Copy the lines holding the word "ofrece", all of them.
* Start Data shown *
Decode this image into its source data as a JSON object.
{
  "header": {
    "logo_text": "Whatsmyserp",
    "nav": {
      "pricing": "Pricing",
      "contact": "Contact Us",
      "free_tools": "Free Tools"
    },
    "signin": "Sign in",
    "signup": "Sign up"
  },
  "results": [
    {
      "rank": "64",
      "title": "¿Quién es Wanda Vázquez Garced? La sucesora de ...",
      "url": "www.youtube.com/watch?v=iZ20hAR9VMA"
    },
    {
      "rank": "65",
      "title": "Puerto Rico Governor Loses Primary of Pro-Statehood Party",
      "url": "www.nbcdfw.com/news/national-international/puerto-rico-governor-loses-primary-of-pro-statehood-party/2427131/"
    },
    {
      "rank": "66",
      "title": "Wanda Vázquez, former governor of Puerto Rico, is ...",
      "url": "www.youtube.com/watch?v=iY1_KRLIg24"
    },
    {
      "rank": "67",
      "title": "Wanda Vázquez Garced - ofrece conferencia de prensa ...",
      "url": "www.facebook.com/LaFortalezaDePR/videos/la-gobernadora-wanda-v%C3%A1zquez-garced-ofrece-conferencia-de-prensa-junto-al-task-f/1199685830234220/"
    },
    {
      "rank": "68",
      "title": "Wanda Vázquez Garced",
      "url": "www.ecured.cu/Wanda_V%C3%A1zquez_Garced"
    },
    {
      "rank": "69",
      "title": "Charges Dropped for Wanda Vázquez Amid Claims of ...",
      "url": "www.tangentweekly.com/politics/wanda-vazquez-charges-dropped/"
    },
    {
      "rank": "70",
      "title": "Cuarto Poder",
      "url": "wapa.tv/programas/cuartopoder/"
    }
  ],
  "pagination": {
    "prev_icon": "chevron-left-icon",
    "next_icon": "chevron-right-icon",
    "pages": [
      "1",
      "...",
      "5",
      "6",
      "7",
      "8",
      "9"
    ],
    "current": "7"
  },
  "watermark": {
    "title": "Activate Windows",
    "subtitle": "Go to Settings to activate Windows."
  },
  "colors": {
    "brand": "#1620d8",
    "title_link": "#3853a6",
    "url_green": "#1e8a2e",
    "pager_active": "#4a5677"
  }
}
* End Data shown *
* Start Data shown *
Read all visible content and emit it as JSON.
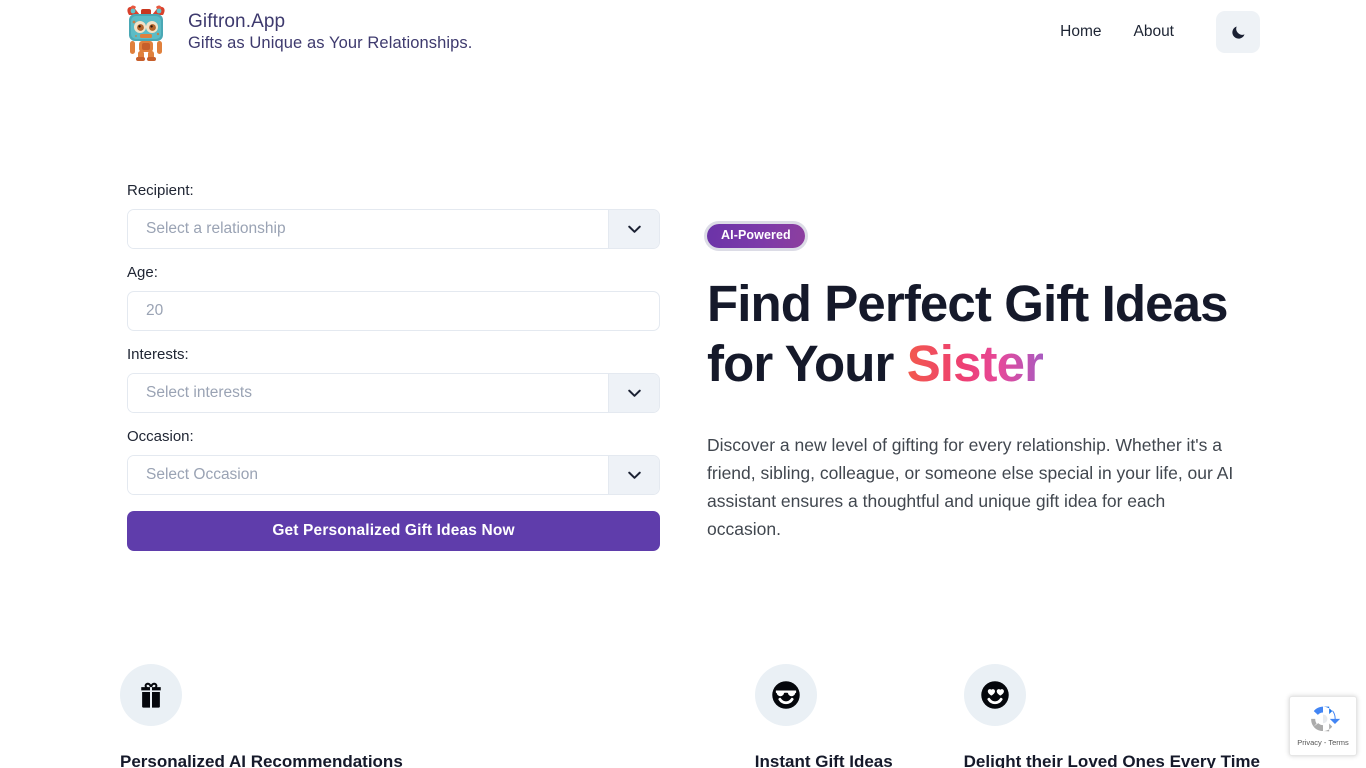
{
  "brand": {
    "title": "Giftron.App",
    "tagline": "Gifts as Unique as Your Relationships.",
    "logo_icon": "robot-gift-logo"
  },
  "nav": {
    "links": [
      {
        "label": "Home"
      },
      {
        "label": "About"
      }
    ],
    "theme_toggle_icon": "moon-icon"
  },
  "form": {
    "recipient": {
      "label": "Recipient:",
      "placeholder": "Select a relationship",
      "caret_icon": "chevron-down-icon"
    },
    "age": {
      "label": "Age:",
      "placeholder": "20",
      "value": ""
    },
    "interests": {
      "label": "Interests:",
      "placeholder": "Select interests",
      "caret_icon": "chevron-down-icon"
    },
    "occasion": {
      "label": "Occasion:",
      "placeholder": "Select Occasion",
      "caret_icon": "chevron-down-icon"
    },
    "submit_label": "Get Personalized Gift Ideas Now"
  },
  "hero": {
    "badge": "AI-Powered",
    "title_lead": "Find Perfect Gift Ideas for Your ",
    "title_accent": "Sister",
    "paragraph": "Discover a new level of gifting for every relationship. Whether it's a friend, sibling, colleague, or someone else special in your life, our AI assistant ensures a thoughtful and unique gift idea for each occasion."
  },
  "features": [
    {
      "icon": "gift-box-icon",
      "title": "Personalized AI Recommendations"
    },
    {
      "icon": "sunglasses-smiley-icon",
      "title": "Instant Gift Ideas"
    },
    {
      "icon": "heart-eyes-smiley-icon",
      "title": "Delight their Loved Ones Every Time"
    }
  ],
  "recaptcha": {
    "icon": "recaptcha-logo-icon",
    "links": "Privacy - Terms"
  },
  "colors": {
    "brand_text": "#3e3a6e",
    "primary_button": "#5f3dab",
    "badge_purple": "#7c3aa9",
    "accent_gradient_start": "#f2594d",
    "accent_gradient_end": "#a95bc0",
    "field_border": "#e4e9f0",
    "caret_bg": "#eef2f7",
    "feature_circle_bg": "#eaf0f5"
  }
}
* End Data shown *
* Start Data shown *
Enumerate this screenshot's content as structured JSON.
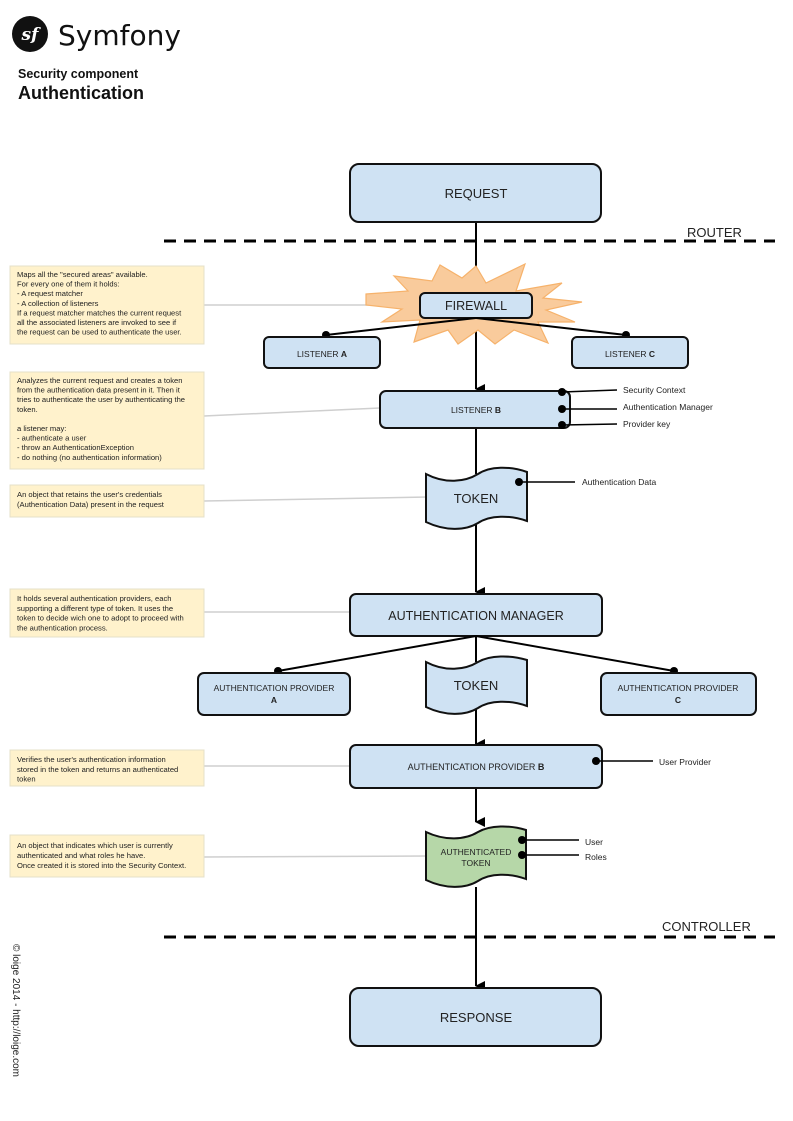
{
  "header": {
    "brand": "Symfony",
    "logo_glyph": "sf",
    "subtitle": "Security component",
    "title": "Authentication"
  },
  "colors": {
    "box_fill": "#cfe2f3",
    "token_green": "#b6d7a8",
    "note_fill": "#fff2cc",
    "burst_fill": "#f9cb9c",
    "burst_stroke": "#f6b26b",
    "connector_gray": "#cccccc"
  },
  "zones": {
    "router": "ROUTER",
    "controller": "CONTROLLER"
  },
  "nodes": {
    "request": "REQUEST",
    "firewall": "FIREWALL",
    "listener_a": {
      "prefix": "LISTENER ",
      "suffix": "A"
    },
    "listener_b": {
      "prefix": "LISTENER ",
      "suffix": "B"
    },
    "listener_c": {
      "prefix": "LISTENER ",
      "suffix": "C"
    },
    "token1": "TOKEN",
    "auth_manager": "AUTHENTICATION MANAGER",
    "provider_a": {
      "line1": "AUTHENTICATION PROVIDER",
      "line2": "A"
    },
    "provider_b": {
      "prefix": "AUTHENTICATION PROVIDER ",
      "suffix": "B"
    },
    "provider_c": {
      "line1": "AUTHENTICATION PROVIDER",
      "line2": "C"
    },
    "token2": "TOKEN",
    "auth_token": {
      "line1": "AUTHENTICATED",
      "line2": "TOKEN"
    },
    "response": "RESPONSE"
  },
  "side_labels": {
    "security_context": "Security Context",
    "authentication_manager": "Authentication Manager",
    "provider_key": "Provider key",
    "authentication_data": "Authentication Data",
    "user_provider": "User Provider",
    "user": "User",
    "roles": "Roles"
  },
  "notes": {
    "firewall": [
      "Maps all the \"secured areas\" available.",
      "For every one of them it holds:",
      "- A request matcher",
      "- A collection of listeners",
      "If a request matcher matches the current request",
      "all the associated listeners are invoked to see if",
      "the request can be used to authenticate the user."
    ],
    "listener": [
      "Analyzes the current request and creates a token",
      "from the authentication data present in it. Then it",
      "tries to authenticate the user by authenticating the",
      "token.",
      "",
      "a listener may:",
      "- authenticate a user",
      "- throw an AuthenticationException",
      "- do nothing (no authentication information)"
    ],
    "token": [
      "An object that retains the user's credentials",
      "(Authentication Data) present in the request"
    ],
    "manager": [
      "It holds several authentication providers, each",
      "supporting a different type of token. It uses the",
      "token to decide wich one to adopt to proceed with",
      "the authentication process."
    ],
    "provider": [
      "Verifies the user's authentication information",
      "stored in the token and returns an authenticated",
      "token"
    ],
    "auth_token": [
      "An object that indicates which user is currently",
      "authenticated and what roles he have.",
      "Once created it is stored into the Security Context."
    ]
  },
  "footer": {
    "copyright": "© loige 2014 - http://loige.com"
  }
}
* End Data shown *
### The output
      "title": "Wanda Vázquez Garced - ofrece conferencia de prensa ...",
      "url": "www.facebook.com/LaFortalezaDePR/videos/la-gobernadora-wanda-v%C3%A1zquez-garced-ofrece-conferencia-de-prensa-junto-al-task-f/1199685830234220/"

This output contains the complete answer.